### [Directions]
Reproduce word for word the lines of the records, starting with the first line and going on through the line with "253, 247, 262]".

Records
---
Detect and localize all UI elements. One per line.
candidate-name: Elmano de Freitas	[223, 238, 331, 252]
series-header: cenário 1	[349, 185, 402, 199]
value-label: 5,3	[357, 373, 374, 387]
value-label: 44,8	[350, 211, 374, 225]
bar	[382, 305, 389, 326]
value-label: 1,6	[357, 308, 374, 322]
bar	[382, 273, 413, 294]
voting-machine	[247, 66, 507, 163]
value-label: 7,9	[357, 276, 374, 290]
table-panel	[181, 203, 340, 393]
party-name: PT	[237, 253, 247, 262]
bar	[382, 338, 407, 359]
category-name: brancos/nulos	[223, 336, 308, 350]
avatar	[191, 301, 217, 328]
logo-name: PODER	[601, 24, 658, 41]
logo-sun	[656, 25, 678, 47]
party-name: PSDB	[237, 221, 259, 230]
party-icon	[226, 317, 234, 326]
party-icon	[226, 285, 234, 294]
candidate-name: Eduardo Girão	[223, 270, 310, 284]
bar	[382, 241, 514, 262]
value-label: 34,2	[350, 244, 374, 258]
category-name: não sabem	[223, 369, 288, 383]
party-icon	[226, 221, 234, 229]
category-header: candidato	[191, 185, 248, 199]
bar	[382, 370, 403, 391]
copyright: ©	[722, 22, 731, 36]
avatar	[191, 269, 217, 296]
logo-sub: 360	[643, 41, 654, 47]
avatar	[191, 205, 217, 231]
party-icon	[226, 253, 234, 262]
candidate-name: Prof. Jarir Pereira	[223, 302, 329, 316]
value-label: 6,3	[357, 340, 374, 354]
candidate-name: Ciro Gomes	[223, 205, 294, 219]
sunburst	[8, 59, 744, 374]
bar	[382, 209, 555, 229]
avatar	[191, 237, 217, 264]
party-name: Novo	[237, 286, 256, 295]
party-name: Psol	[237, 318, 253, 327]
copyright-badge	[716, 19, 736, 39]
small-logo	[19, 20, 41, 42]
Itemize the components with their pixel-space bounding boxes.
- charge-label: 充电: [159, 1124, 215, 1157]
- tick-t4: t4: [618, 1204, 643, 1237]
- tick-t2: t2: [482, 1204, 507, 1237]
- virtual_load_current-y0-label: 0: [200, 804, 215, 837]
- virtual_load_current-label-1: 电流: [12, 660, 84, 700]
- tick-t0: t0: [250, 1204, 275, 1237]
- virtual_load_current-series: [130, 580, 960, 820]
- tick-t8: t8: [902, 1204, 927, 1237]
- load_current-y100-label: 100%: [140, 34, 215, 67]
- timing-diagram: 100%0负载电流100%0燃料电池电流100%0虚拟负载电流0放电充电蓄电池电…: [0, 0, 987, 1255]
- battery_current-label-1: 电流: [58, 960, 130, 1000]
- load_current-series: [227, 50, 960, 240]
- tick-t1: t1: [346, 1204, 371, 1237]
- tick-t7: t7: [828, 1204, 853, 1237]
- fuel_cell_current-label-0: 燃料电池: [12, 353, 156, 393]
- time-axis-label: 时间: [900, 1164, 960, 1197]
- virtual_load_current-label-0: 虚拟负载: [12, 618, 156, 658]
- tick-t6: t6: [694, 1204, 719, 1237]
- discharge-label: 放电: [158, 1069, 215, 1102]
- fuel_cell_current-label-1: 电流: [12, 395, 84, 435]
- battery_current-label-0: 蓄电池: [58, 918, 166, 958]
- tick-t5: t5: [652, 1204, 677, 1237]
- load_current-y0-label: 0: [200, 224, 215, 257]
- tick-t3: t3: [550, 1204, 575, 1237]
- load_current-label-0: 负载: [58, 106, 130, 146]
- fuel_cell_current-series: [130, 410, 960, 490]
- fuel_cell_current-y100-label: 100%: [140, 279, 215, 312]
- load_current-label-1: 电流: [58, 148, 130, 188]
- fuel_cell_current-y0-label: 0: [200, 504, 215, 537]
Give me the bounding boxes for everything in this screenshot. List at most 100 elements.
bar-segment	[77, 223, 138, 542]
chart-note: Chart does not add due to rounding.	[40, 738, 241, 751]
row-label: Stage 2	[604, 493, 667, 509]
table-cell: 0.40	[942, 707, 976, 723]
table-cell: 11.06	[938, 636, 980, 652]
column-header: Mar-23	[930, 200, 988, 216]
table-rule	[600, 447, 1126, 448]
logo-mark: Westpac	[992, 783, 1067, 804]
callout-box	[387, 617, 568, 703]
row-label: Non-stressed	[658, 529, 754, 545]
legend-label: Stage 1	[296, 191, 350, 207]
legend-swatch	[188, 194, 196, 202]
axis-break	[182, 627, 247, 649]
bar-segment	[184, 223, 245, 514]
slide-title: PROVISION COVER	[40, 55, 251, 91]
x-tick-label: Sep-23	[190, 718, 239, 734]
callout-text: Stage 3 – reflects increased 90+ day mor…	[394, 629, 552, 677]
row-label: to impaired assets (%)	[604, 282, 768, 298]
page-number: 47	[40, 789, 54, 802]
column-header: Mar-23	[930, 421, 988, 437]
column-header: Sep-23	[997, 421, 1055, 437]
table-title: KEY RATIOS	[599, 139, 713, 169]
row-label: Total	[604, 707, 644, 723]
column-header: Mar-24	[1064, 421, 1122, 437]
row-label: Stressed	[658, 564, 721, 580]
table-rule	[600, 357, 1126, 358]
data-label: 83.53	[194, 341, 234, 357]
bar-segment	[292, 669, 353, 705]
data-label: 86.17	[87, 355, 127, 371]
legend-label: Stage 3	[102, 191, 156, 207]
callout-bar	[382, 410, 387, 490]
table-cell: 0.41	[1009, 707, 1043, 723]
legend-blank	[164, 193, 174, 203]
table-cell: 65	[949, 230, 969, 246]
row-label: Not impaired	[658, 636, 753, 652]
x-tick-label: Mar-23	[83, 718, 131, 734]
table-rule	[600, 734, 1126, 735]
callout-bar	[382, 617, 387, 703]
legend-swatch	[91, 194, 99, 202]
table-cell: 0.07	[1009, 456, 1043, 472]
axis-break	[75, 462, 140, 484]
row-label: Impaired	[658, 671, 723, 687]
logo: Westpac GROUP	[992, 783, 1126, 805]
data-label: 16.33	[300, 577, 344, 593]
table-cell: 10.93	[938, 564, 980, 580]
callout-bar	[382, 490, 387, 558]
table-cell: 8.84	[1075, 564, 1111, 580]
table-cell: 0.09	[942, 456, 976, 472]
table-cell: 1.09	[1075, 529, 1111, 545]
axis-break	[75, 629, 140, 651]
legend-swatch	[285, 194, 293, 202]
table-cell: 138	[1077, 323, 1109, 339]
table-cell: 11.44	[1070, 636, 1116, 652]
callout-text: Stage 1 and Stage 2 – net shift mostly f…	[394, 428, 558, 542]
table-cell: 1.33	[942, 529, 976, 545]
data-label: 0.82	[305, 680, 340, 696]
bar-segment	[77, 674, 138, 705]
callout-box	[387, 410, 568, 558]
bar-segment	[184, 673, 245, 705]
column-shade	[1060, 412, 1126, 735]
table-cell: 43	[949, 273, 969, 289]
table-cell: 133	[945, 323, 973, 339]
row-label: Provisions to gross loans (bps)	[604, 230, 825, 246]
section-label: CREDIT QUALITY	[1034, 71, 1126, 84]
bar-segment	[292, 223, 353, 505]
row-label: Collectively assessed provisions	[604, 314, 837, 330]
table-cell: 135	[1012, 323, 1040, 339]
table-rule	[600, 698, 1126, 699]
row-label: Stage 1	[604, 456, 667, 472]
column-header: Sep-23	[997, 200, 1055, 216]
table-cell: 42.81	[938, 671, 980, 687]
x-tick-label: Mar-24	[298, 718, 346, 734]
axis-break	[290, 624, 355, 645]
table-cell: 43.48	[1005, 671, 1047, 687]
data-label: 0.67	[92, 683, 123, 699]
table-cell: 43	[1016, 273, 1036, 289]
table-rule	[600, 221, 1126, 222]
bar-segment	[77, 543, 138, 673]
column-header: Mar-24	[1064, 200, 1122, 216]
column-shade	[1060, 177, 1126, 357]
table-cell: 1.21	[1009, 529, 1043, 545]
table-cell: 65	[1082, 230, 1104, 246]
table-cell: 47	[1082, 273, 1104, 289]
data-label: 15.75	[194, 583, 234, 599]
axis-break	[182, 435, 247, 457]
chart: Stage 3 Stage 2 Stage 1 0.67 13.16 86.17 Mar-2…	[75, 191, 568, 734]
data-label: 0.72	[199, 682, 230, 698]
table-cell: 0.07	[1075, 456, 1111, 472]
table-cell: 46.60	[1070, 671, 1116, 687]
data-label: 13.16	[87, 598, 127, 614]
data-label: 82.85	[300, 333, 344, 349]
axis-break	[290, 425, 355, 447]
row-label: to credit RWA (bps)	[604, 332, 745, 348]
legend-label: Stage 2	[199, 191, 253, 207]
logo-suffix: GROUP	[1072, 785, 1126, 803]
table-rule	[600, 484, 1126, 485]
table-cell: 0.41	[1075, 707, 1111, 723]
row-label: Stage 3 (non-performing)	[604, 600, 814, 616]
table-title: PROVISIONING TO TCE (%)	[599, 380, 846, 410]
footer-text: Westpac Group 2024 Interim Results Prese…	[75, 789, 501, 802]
---
### [Answer to this exercise]
Detect and localize all UI elements. One per line.
candidate-name: Elmano de Freitas	[223, 238, 331, 252]
series-header: cenário 1	[349, 185, 402, 199]
value-label: 5,3	[357, 373, 374, 387]
value-label: 44,8	[350, 211, 374, 225]
bar	[382, 305, 389, 326]
value-label: 1,6	[357, 308, 374, 322]
bar	[382, 273, 413, 294]
voting-machine	[247, 66, 507, 163]
value-label: 7,9	[357, 276, 374, 290]
table-panel	[181, 203, 340, 393]
party-name: PT	[237, 253, 247, 262]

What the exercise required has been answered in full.